Your reply should be a single number, the count of lines in the records that contain "Alistipes".

----

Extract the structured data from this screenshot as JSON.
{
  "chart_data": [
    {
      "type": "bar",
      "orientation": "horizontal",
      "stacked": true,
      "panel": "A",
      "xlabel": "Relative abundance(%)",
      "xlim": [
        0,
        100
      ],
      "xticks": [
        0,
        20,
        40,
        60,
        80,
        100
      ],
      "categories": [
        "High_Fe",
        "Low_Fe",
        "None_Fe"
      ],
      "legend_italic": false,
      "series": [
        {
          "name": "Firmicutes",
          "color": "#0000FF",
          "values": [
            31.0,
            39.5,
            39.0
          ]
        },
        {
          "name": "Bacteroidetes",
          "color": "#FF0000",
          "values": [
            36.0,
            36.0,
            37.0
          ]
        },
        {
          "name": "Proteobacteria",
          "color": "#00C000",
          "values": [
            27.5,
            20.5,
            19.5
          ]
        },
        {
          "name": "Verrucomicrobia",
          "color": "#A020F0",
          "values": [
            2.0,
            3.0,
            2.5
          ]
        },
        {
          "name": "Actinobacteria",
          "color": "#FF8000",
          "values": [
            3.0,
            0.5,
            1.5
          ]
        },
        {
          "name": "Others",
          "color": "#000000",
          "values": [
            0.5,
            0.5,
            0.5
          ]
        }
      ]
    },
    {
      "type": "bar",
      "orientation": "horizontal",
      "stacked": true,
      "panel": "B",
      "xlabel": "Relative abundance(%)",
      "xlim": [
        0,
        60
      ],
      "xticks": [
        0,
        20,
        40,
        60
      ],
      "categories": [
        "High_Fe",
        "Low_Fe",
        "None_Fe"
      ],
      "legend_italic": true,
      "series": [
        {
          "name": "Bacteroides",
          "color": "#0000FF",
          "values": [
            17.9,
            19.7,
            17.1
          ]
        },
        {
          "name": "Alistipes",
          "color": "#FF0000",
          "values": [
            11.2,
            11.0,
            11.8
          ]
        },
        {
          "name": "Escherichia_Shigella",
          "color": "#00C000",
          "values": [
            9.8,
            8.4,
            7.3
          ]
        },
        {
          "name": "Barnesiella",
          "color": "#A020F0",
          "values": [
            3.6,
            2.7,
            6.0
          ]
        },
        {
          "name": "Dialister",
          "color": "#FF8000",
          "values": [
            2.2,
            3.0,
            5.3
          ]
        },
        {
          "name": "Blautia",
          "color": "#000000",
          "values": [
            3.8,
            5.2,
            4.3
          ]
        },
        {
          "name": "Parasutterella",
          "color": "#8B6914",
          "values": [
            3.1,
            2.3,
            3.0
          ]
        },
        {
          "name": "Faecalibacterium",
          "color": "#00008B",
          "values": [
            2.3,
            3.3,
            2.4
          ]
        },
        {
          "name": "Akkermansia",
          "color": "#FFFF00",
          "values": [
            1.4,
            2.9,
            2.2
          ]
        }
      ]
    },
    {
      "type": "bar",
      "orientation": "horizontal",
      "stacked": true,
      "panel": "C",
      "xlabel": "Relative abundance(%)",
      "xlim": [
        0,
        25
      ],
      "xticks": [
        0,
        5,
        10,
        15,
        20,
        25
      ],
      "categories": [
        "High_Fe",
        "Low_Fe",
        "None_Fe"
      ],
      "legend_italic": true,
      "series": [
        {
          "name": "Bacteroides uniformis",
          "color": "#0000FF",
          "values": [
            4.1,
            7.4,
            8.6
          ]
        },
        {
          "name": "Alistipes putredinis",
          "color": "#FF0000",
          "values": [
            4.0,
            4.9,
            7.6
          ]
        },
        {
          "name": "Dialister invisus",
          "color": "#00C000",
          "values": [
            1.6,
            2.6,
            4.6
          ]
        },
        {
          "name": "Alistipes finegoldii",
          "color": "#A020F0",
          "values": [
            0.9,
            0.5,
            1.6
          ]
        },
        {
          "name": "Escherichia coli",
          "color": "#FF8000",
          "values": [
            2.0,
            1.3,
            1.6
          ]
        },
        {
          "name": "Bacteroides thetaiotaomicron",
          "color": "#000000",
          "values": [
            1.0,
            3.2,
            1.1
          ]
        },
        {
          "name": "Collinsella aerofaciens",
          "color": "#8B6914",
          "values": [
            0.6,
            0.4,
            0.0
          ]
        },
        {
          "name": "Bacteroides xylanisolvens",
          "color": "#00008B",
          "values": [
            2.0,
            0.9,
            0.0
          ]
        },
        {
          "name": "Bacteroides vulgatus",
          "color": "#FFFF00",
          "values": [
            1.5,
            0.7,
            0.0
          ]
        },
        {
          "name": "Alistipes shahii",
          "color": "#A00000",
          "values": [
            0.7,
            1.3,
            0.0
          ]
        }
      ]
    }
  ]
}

----

**Result for this exercise**
4